GIVEN INFORMATION –

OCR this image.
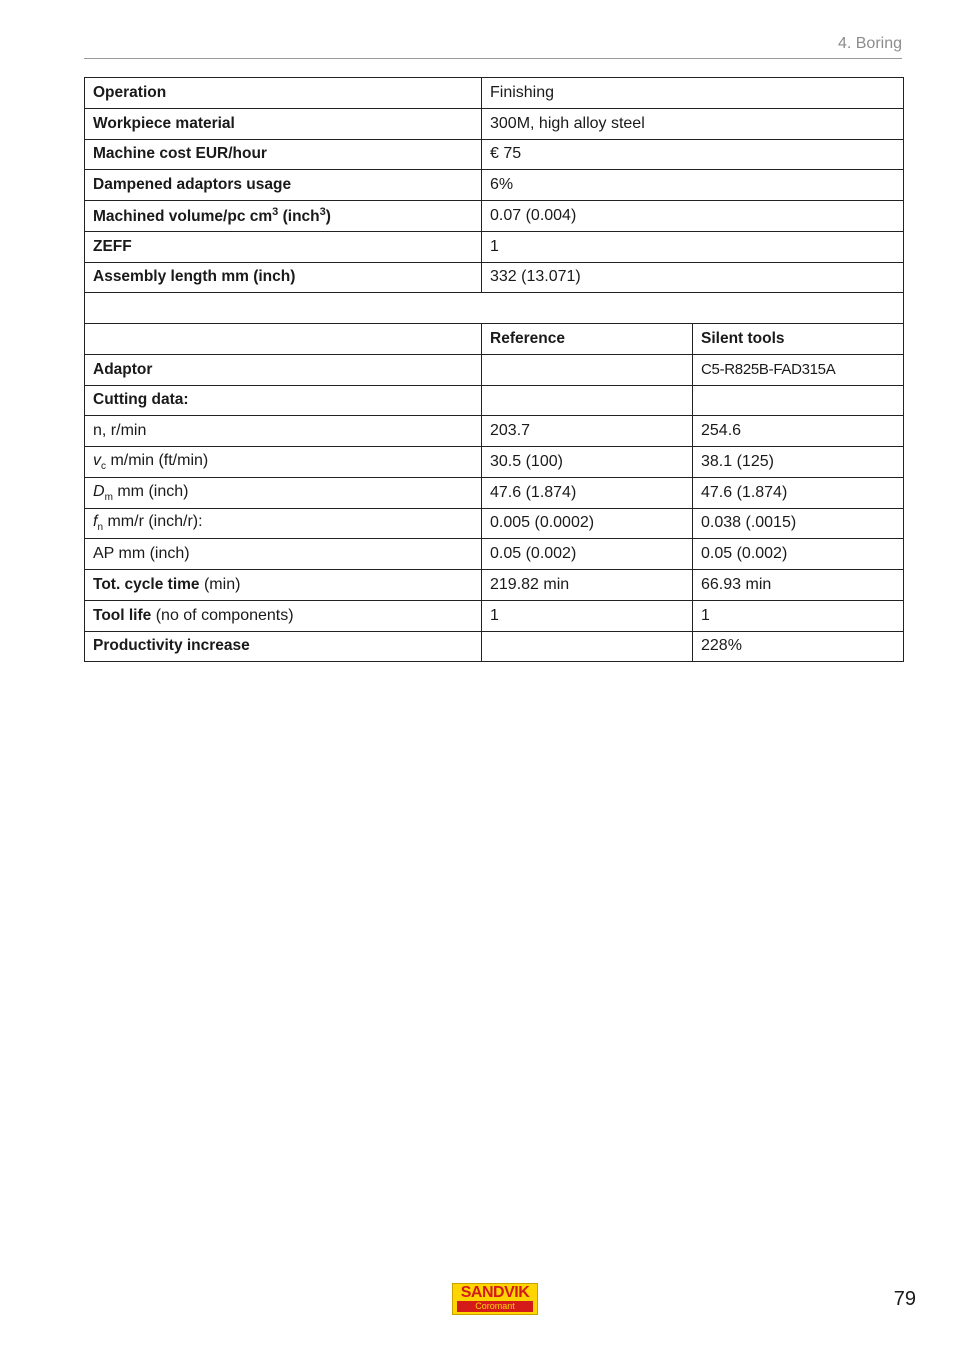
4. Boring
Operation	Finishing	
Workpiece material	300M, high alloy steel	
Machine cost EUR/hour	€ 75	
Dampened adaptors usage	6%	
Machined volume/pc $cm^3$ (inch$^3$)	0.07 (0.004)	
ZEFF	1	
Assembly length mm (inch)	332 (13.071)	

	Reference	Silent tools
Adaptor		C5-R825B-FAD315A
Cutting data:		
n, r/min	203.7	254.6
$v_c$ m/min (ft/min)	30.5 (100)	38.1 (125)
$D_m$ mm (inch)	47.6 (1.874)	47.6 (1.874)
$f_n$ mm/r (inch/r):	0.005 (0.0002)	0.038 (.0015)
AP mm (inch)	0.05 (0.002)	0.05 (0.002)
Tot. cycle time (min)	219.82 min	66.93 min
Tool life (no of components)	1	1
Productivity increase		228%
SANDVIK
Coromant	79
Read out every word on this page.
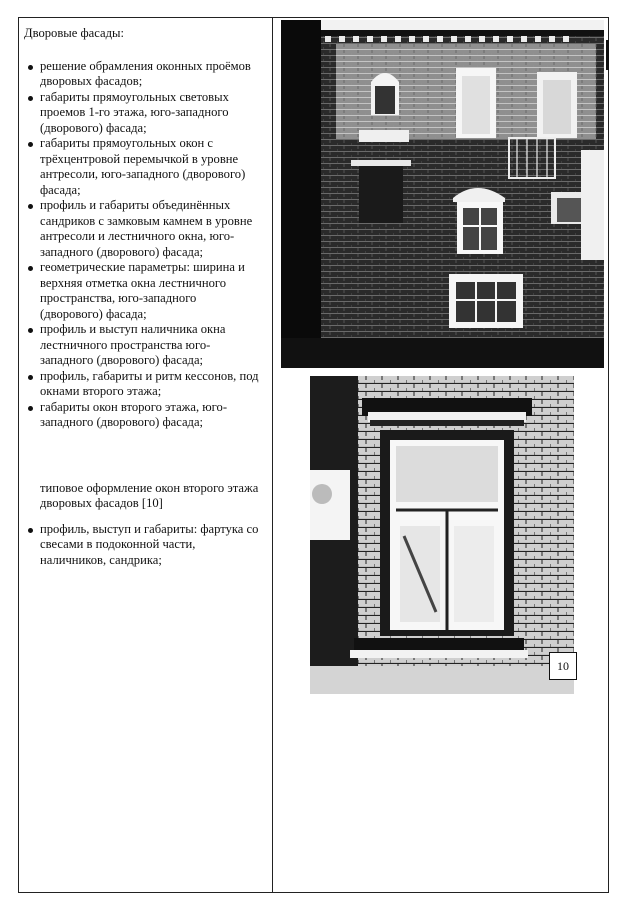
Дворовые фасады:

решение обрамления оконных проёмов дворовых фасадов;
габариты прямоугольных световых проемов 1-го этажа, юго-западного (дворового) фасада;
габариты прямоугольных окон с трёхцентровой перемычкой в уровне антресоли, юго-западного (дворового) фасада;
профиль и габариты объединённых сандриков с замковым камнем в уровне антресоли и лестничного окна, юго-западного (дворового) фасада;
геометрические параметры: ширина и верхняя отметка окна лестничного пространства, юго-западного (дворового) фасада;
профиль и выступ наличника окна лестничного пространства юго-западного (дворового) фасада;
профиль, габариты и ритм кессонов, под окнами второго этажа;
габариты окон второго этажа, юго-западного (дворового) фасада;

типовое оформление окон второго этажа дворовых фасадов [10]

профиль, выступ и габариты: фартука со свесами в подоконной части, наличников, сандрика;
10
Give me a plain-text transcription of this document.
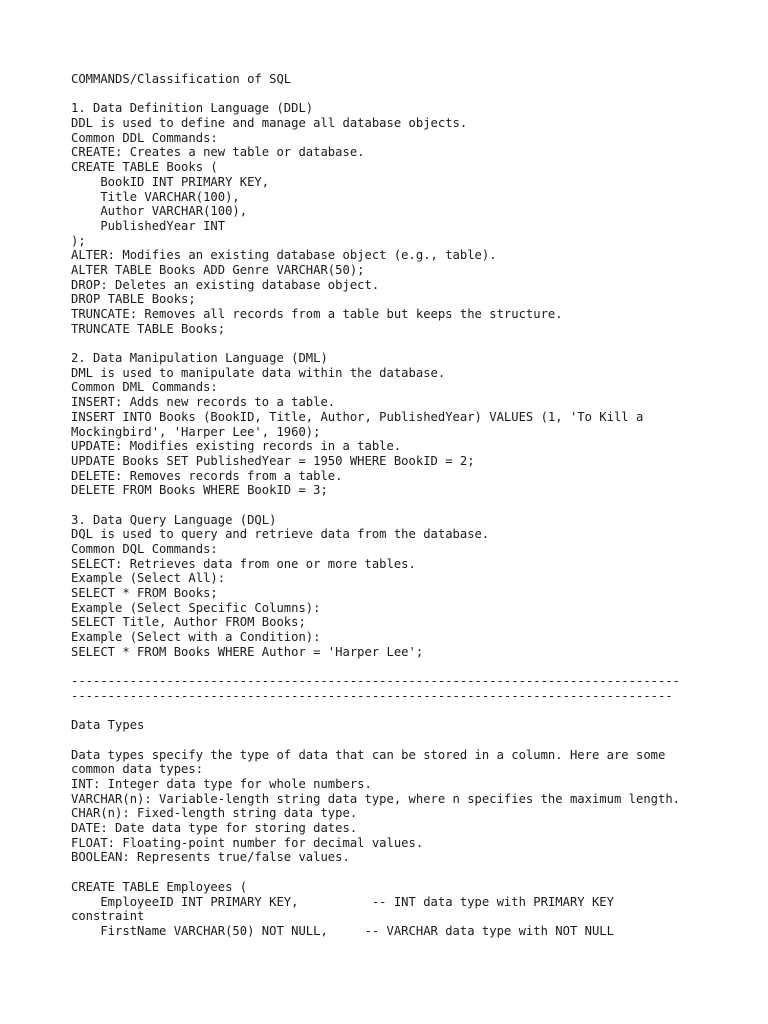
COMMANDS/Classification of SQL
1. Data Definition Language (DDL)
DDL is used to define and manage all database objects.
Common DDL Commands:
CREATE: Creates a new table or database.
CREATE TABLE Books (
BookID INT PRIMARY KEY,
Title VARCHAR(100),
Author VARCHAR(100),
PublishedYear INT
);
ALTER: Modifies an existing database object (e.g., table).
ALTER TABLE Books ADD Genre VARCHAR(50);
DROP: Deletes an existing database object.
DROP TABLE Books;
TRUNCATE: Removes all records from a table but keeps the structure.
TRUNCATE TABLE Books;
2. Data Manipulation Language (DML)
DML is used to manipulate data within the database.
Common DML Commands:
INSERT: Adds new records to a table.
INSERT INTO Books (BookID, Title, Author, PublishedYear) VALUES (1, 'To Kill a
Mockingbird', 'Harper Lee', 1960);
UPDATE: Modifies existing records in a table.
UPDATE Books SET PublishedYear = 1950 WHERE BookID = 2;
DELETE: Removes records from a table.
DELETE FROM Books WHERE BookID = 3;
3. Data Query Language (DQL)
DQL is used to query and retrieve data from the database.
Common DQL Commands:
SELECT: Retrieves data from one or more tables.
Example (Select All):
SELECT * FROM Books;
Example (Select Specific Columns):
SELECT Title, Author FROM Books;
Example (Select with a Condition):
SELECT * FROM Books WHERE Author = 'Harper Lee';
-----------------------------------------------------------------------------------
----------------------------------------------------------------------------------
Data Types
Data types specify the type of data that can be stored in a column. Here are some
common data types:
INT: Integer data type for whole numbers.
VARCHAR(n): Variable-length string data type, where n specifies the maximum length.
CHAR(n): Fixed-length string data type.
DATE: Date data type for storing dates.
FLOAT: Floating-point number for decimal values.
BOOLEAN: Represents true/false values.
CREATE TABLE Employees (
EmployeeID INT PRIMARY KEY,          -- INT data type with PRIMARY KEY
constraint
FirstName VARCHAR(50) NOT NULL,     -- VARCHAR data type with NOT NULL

TASK STATEMENT –
Transcribe the complete set of entries verbatim. No pictures belong in the copy.

COMPLETE ANSWER –
OCR this image.
4. Boring
Operation	Finishing	
Workpiece material	300M, high alloy steel	
Machine cost EUR/hour	€ 75	
Dampened adaptors usage	6%	
Machined volume/pc $cm^3$ (inch$^3$)	0.07 (0.004)	
ZEFF	1	
Assembly length mm (inch)	332 (13.071)	

	Reference	Silent tools
Adaptor		C5-R825B-FAD315A
Cutting data:		
n, r/min	203.7	254.6
$v_c$ m/min (ft/min)	30.5 (100)	38.1 (125)
$D_m$ mm (inch)	47.6 (1.874)	47.6 (1.874)
$f_n$ mm/r (inch/r):	0.005 (0.0002)	0.038 (.0015)
AP mm (inch)	0.05 (0.002)	0.05 (0.002)
Tot. cycle time (min)	219.82 min	66.93 min
Tool life (no of components)	1	1
Productivity increase		228%
SANDVIK
Coromant	79
Read out every word on this page.
Дворовые фасады:

решение обрамления оконных проёмов дворовых фасадов;
габариты прямоугольных световых проемов 1-го этажа, юго-западного (дворового) фасада;
габариты прямоугольных окон с трёхцентровой перемычкой в уровне антресоли, юго-западного (дворового) фасада;
профиль и габариты объединённых сандриков с замковым камнем в уровне антресоли и лестничного окна, юго-западного (дворового) фасада;
геометрические параметры: ширина и верхняя отметка окна лестничного пространства, юго-западного (дворового) фасада;
профиль и выступ наличника окна лестничного пространства юго-западного (дворового) фасада;
профиль, габариты и ритм кессонов, под окнами второго этажа;
габариты окон второго этажа, юго-западного (дворового) фасада;

типовое оформление окон второго этажа дворовых фасадов [10]

профиль, выступ и габариты: фартука со свесами в подоконной части, наличников, сандрика;
10
Give me a plain-text transcription of this document.
COMMANDS/Classification of SQL
1. Data Definition Language (DDL)
DDL is used to define and manage all database objects.
Common DDL Commands:
CREATE: Creates a new table or database.
CREATE TABLE Books (
BookID INT PRIMARY KEY,
Title VARCHAR(100),
Author VARCHAR(100),
PublishedYear INT
);
ALTER: Modifies an existing database object (e.g., table).
ALTER TABLE Books ADD Genre VARCHAR(50);
DROP: Deletes an existing database object.
DROP TABLE Books;
TRUNCATE: Removes all records from a table but keeps the structure.
TRUNCATE TABLE Books;
2. Data Manipulation Language (DML)
DML is used to manipulate data within the database.
Common DML Commands:
INSERT: Adds new records to a table.
INSERT INTO Books (BookID, Title, Author, PublishedYear) VALUES (1, 'To Kill a
Mockingbird', 'Harper Lee', 1960);
UPDATE: Modifies existing records in a table.
UPDATE Books SET PublishedYear = 1950 WHERE BookID = 2;
DELETE: Removes records from a table.
DELETE FROM Books WHERE BookID = 3;
3. Data Query Language (DQL)
DQL is used to query and retrieve data from the database.
Common DQL Commands:
SELECT: Retrieves data from one or more tables.
Example (Select All):
SELECT * FROM Books;
Example (Select Specific Columns):
SELECT Title, Author FROM Books;
Example (Select with a Condition):
SELECT * FROM Books WHERE Author = 'Harper Lee';
-----------------------------------------------------------------------------------
----------------------------------------------------------------------------------
Data Types
Data types specify the type of data that can be stored in a column. Here are some
common data types:
INT: Integer data type for whole numbers.
VARCHAR(n): Variable-length string data type, where n specifies the maximum length.
CHAR(n): Fixed-length string data type.
DATE: Date data type for storing dates.
FLOAT: Floating-point number for decimal values.
BOOLEAN: Represents true/false values.
CREATE TABLE Employees (
EmployeeID INT PRIMARY KEY,          -- INT data type with PRIMARY KEY
constraint
FirstName VARCHAR(50) NOT NULL,     -- VARCHAR data type with NOT NULL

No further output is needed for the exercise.